═══ DATA RECORDS ═══

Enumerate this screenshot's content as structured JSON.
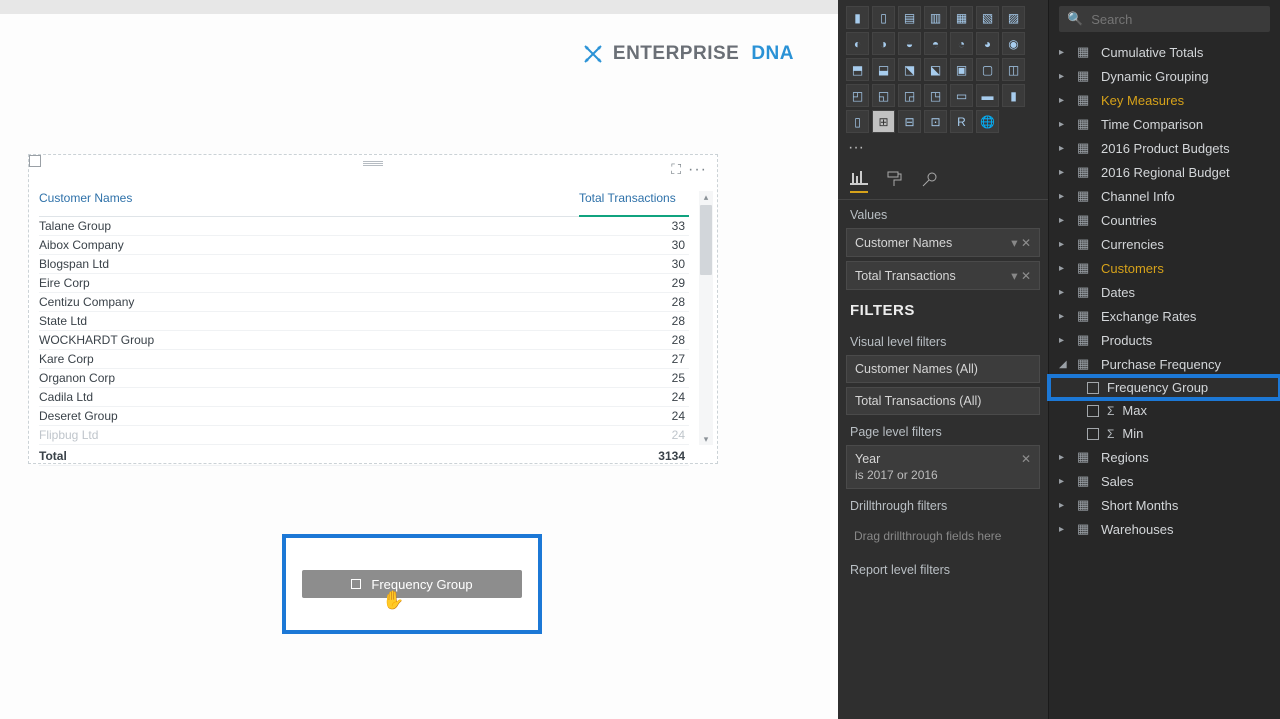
{
  "logo": {
    "word1": "ENTERPRISE",
    "word2": "DNA"
  },
  "table": {
    "columns": [
      "Customer Names",
      "Total Transactions"
    ],
    "rows": [
      {
        "name": "Talane Group",
        "value": 33
      },
      {
        "name": "Aibox Company",
        "value": 30
      },
      {
        "name": "Blogspan Ltd",
        "value": 30
      },
      {
        "name": "Eire Corp",
        "value": 29
      },
      {
        "name": "Centizu Company",
        "value": 28
      },
      {
        "name": "State Ltd",
        "value": 28
      },
      {
        "name": "WOCKHARDT Group",
        "value": 28
      },
      {
        "name": "Kare Corp",
        "value": 27
      },
      {
        "name": "Organon Corp",
        "value": 25
      },
      {
        "name": "Cadila Ltd",
        "value": 24
      },
      {
        "name": "Deseret Group",
        "value": 24
      },
      {
        "name": "Flipbug Ltd",
        "value": 24
      }
    ],
    "total_label": "Total",
    "total_value": 3134
  },
  "drag_widget": {
    "label": "Frequency Group"
  },
  "viz": {
    "values_label": "Values",
    "wells": [
      "Customer Names",
      "Total Transactions"
    ],
    "filters_header": "FILTERS",
    "visual_filters_label": "Visual level filters",
    "visual_filters": [
      "Customer Names  (All)",
      "Total Transactions  (All)"
    ],
    "page_filters_label": "Page level filters",
    "page_filter_field": "Year",
    "page_filter_desc": "is 2017 or 2016",
    "drill_label": "Drillthrough filters",
    "drill_hint": "Drag drillthrough fields here",
    "report_filters_label": "Report level filters"
  },
  "search_placeholder": "Search",
  "fields": {
    "tables": [
      {
        "label": "Cumulative Totals"
      },
      {
        "label": "Dynamic Grouping"
      },
      {
        "label": "Key Measures",
        "tinted": true
      },
      {
        "label": "Time Comparison"
      },
      {
        "label": "2016 Product Budgets"
      },
      {
        "label": "2016 Regional Budget"
      },
      {
        "label": "Channel Info"
      },
      {
        "label": "Countries"
      },
      {
        "label": "Currencies"
      },
      {
        "label": "Customers",
        "tinted": true
      },
      {
        "label": "Dates"
      },
      {
        "label": "Exchange Rates"
      },
      {
        "label": "Products"
      },
      {
        "label": "Purchase Frequency",
        "expanded": true,
        "children": [
          {
            "label": "Frequency Group",
            "highlight": true
          },
          {
            "label": "Max",
            "sigma": true
          },
          {
            "label": "Min",
            "sigma": true
          }
        ]
      },
      {
        "label": "Regions"
      },
      {
        "label": "Sales"
      },
      {
        "label": "Short Months"
      },
      {
        "label": "Warehouses"
      }
    ]
  },
  "chart_data": {
    "type": "table",
    "title": "Total Transactions by Customer",
    "columns": [
      "Customer Names",
      "Total Transactions"
    ],
    "rows": [
      [
        "Talane Group",
        33
      ],
      [
        "Aibox Company",
        30
      ],
      [
        "Blogspan Ltd",
        30
      ],
      [
        "Eire Corp",
        29
      ],
      [
        "Centizu Company",
        28
      ],
      [
        "State Ltd",
        28
      ],
      [
        "WOCKHARDT Group",
        28
      ],
      [
        "Kare Corp",
        27
      ],
      [
        "Organon Corp",
        25
      ],
      [
        "Cadila Ltd",
        24
      ],
      [
        "Deseret Group",
        24
      ],
      [
        "Flipbug Ltd",
        24
      ]
    ],
    "total": 3134
  }
}
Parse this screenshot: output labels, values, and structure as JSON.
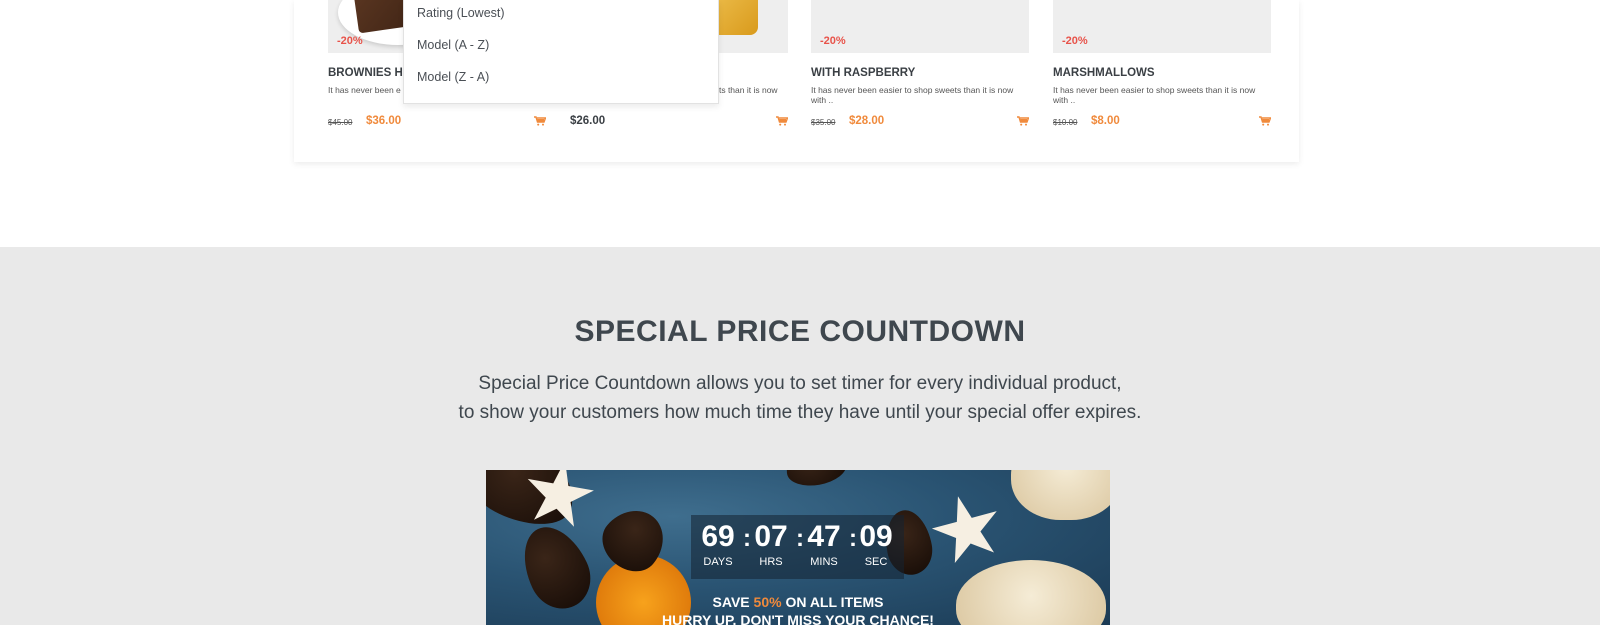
{
  "products": [
    {
      "badge": "-20%",
      "name": "BROWNIES H",
      "desc": "It has never been e with ..",
      "old_price": "$45.00",
      "price": "$36.00"
    },
    {
      "badge": "",
      "name": "",
      "desc": "sets than it is now",
      "old_price": "",
      "price": "$26.00"
    },
    {
      "badge": "-20%",
      "name": "WITH RASPBERRY",
      "desc": "It has never been easier to shop sweets than it is now with ..",
      "old_price": "$35.00",
      "price": "$28.00"
    },
    {
      "badge": "-20%",
      "name": "MARSHMALLOWS",
      "desc": "It has never been easier to shop sweets than it is now with ..",
      "old_price": "$10.00",
      "price": "$8.00"
    }
  ],
  "sort_dropdown": {
    "options": [
      "Rating (Lowest)",
      "Model (A - Z)",
      "Model (Z - A)"
    ]
  },
  "countdown_section": {
    "title": "SPECIAL PRICE COUNTDOWN",
    "subtitle_line1": "Special Price Countdown allows you to set timer for every individual product,",
    "subtitle_line2": "to show your customers how much time they have until your special offer expires.",
    "timer": {
      "days": "69",
      "days_label": "DAYS",
      "hrs": "07",
      "hrs_label": "HRS",
      "mins": "47",
      "mins_label": "MINS",
      "sec": "09",
      "sec_label": "SEC",
      "separator": ":"
    },
    "promo_prefix": "SAVE ",
    "promo_percent": "50%",
    "promo_suffix": " ON ALL ITEMS",
    "promo_line2": "HURRY UP, DON'T MISS YOUR CHANCE!"
  },
  "colors": {
    "accent": "#f08a3c",
    "badge": "#e8534a",
    "section_bg": "#e9e9e9",
    "heading": "#3f474e"
  },
  "icons": {
    "cart": "cart-icon"
  }
}
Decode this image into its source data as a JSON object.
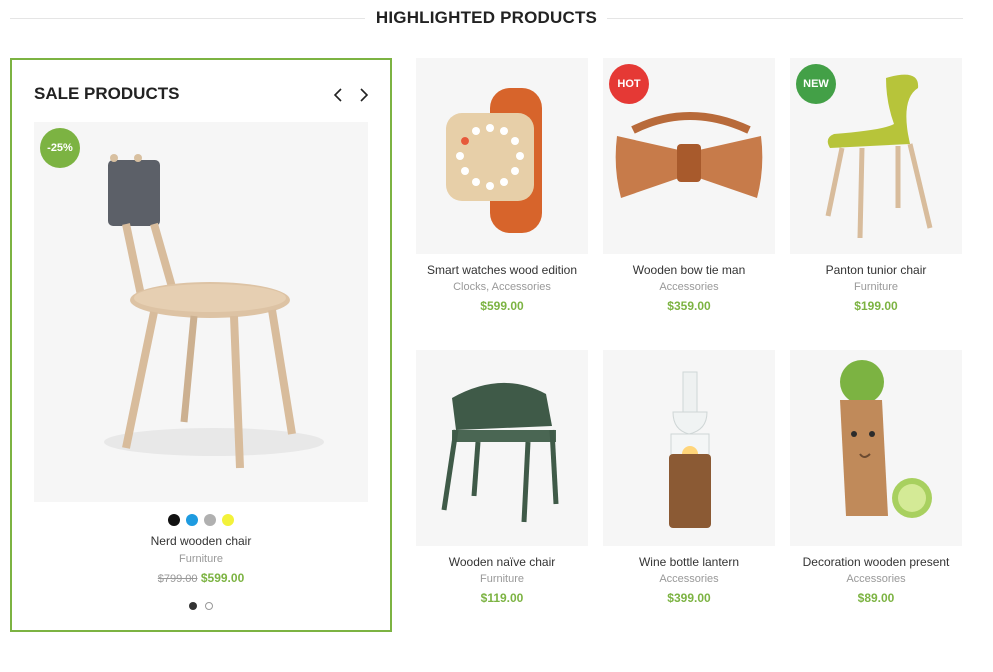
{
  "section": {
    "title": "HIGHLIGHTED PRODUCTS"
  },
  "sale": {
    "title": "SALE PRODUCTS",
    "badge": "-25%",
    "product": {
      "name": "Nerd wooden chair",
      "category": "Furniture",
      "old_price": "$799.00",
      "price": "$599.00"
    },
    "swatches": [
      "#111111",
      "#1e9be0",
      "#b0b0b0",
      "#f3f23a"
    ],
    "accent": "#7cb342"
  },
  "products": [
    {
      "name": "Smart watches wood edition",
      "category": "Clocks, Accessories",
      "price": "$599.00",
      "badge": ""
    },
    {
      "name": "Wooden bow tie man",
      "category": "Accessories",
      "price": "$359.00",
      "badge": "HOT"
    },
    {
      "name": "Panton tunior chair",
      "category": "Furniture",
      "price": "$199.00",
      "badge": "NEW"
    },
    {
      "name": "Wooden naïve chair",
      "category": "Furniture",
      "price": "$119.00",
      "badge": ""
    },
    {
      "name": "Wine bottle lantern",
      "category": "Accessories",
      "price": "$399.00",
      "badge": ""
    },
    {
      "name": "Decoration wooden present",
      "category": "Accessories",
      "price": "$89.00",
      "badge": ""
    }
  ],
  "icons": {
    "prev": "chevron-left-icon",
    "next": "chevron-right-icon"
  }
}
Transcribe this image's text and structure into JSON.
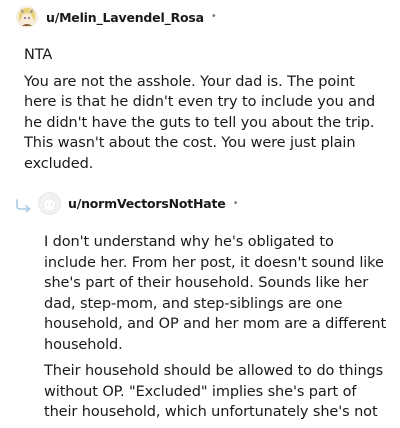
{
  "comment": {
    "username": "u/Melin_Lavendel_Rosa",
    "separator": "•",
    "paragraphs": [
      "NTA",
      "You are not the asshole. Your dad is. The point here is that he didn't even try to include you and he didn't have the guts to tell you about the trip. This wasn't about the cost. You were just plain excluded."
    ]
  },
  "reply": {
    "username": "u/normVectorsNotHate",
    "separator": "•",
    "paragraphs": [
      "I don't understand why he's obligated to include her. From her post, it doesn't sound like she's part of their household. Sounds like her dad, step-mom, and step-siblings are one household, and OP and her mom are a different household.",
      "Their household should be allowed to do things without OP. \"Excluded\" implies she's part of their household, which unfortunately she's not"
    ]
  },
  "icons": {
    "comment_avatar": "anime-character-avatar",
    "reply_avatar": "default-snoo-avatar",
    "reply_indicator": "reply-arrow-icon"
  }
}
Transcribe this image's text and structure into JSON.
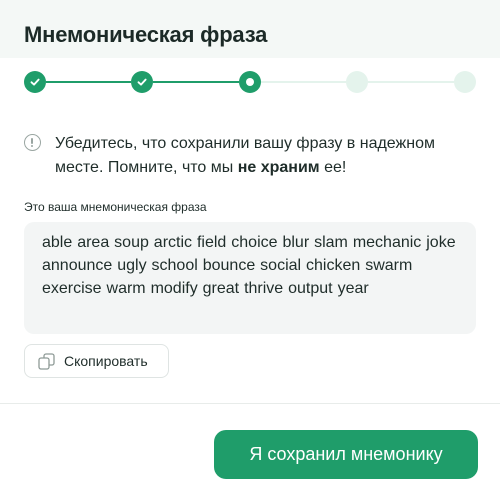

═══

* DIRECTIONS *
Each line in the records above should be reproduced exactly; images are not copied.

* SOLUTION FOR THIS EXERCISE *
Enumerate this screenshot's content as structured JSON.
{
  "logo": {
    "word1": "ENTERPRISE",
    "word2": "DNA"
  },
  "table": {
    "columns": [
      "Customer Names",
      "Total Transactions"
    ],
    "rows": [
      {
        "name": "Talane Group",
        "value": 33
      },
      {
        "name": "Aibox Company",
        "value": 30
      },
      {
        "name": "Blogspan Ltd",
        "value": 30
      },
      {
        "name": "Eire Corp",
        "value": 29
      },
      {
        "name": "Centizu Company",
        "value": 28
      },
      {
        "name": "State Ltd",
        "value": 28
      },
      {
        "name": "WOCKHARDT Group",
        "value": 28
      },
      {
        "name": "Kare Corp",
        "value": 27
      },
      {
        "name": "Organon Corp",
        "value": 25
      },
      {
        "name": "Cadila Ltd",
        "value": 24
      },
      {
        "name": "Deseret Group",
        "value": 24
      },
      {
        "name": "Flipbug Ltd",
        "value": 24
      }
    ],
    "total_label": "Total",
    "total_value": 3134
  },
  "drag_widget": {
    "label": "Frequency Group"
  },
  "viz": {
    "values_label": "Values",
    "wells": [
      "Customer Names",
      "Total Transactions"
    ],
    "filters_header": "FILTERS",
    "visual_filters_label": "Visual level filters",
    "visual_filters": [
      "Customer Names  (All)",
      "Total Transactions  (All)"
    ],
    "page_filters_label": "Page level filters",
    "page_filter_field": "Year",
    "page_filter_desc": "is 2017 or 2016",
    "drill_label": "Drillthrough filters",
    "drill_hint": "Drag drillthrough fields here",
    "report_filters_label": "Report level filters"
  },
  "search_placeholder": "Search",
  "fields": {
    "tables": [
      {
        "label": "Cumulative Totals"
      },
      {
        "label": "Dynamic Grouping"
      },
      {
        "label": "Key Measures",
        "tinted": true
      },
      {
        "label": "Time Comparison"
      },
      {
        "label": "2016 Product Budgets"
      },
      {
        "label": "2016 Regional Budget"
      },
      {
        "label": "Channel Info"
      },
      {
        "label": "Countries"
      },
      {
        "label": "Currencies"
      },
      {
        "label": "Customers",
        "tinted": true
      },
      {
        "label": "Dates"
      },
      {
        "label": "Exchange Rates"
      },
      {
        "label": "Products"
      },
      {
        "label": "Purchase Frequency",
        "expanded": true,
        "children": [
          {
            "label": "Frequency Group",
            "highlight": true
          },
          {
            "label": "Max",
            "sigma": true
          },
          {
            "label": "Min",
            "sigma": true
          }
        ]
      },
      {
        "label": "Regions"
      },
      {
        "label": "Sales"
      },
      {
        "label": "Short Months"
      },
      {
        "label": "Warehouses"
      }
    ]
  },
  "chart_data": {
    "type": "table",
    "title": "Total Transactions by Customer",
    "columns": [
      "Customer Names",
      "Total Transactions"
    ],
    "rows": [
      [
        "Talane Group",
        33
      ],
      [
        "Aibox Company",
        30
      ],
      [
        "Blogspan Ltd",
        30
      ],
      [
        "Eire Corp",
        29
      ],
      [
        "Centizu Company",
        28
      ],
      [
        "State Ltd",
        28
      ],
      [
        "WOCKHARDT Group",
        28
      ],
      [
        "Kare Corp",
        27
      ],
      [
        "Organon Corp",
        25
      ],
      [
        "Cadila Ltd",
        24
      ],
      [
        "Deseret Group",
        24
      ],
      [
        "Flipbug Ltd",
        24
      ]
    ],
    "total": 3134
  }
}
Parse this screenshot: output labels, values, and structure as JSON.
{
  "products": [
    {
      "badge": "-20%",
      "name": "BROWNIES H",
      "desc": "It has never been e with ..",
      "old_price": "$45.00",
      "price": "$36.00"
    },
    {
      "badge": "",
      "name": "",
      "desc": "sets than it is now",
      "old_price": "",
      "price": "$26.00"
    },
    {
      "badge": "-20%",
      "name": "WITH RASPBERRY",
      "desc": "It has never been easier to shop sweets than it is now with ..",
      "old_price": "$35.00",
      "price": "$28.00"
    },
    {
      "badge": "-20%",
      "name": "MARSHMALLOWS",
      "desc": "It has never been easier to shop sweets than it is now with ..",
      "old_price": "$10.00",
      "price": "$8.00"
    }
  ],
  "sort_dropdown": {
    "options": [
      "Rating (Lowest)",
      "Model (A - Z)",
      "Model (Z - A)"
    ]
  },
  "countdown_section": {
    "title": "SPECIAL PRICE COUNTDOWN",
    "subtitle_line1": "Special Price Countdown allows you to set timer for every individual product,",
    "subtitle_line2": "to show your customers how much time they have until your special offer expires.",
    "timer": {
      "days": "69",
      "days_label": "DAYS",
      "hrs": "07",
      "hrs_label": "HRS",
      "mins": "47",
      "mins_label": "MINS",
      "sec": "09",
      "sec_label": "SEC",
      "separator": ":"
    },
    "promo_prefix": "SAVE ",
    "promo_percent": "50%",
    "promo_suffix": " ON ALL ITEMS",
    "promo_line2": "HURRY UP, DON'T MISS YOUR CHANCE!"
  },
  "colors": {
    "accent": "#f08a3c",
    "badge": "#e8534a",
    "section_bg": "#e9e9e9",
    "heading": "#3f474e"
  },
  "icons": {
    "cart": "cart-icon"
  }
}
Decode this image into its source data as a JSON object.
{
  "section": {
    "title": "HIGHLIGHTED PRODUCTS"
  },
  "sale": {
    "title": "SALE PRODUCTS",
    "badge": "-25%",
    "product": {
      "name": "Nerd wooden chair",
      "category": "Furniture",
      "old_price": "$799.00",
      "price": "$599.00"
    },
    "swatches": [
      "#111111",
      "#1e9be0",
      "#b0b0b0",
      "#f3f23a"
    ],
    "accent": "#7cb342"
  },
  "products": [
    {
      "name": "Smart watches wood edition",
      "category": "Clocks, Accessories",
      "price": "$599.00",
      "badge": ""
    },
    {
      "name": "Wooden bow tie man",
      "category": "Accessories",
      "price": "$359.00",
      "badge": "HOT"
    },
    {
      "name": "Panton tunior chair",
      "category": "Furniture",
      "price": "$199.00",
      "badge": "NEW"
    },
    {
      "name": "Wooden naïve chair",
      "category": "Furniture",
      "price": "$119.00",
      "badge": ""
    },
    {
      "name": "Wine bottle lantern",
      "category": "Accessories",
      "price": "$399.00",
      "badge": ""
    },
    {
      "name": "Decoration wooden present",
      "category": "Accessories",
      "price": "$89.00",
      "badge": ""
    }
  ],
  "icons": {
    "prev": "chevron-left-icon",
    "next": "chevron-right-icon"
  }
}
Transcribe this image's text and structure into JSON.
{
  "comment": {
    "username": "u/Melin_Lavendel_Rosa",
    "separator": "•",
    "paragraphs": [
      "NTA",
      "You are not the asshole. Your dad is. The point here is that he didn't even try to include you and he didn't have the guts to tell you about the trip. This wasn't about the cost. You were just plain excluded."
    ]
  },
  "reply": {
    "username": "u/normVectorsNotHate",
    "separator": "•",
    "paragraphs": [
      "I don't understand why he's obligated to include her. From her post, it doesn't sound like she's part of their household. Sounds like her dad, step-mom, and step-siblings are one household, and OP and her mom are a different household.",
      "Their household should be allowed to do things without OP. \"Excluded\" implies she's part of their household, which unfortunately she's not"
    ]
  },
  "icons": {
    "comment_avatar": "anime-character-avatar",
    "reply_avatar": "default-snoo-avatar",
    "reply_indicator": "reply-arrow-icon"
  }
}
Transcribe this image's text and structure into JSON.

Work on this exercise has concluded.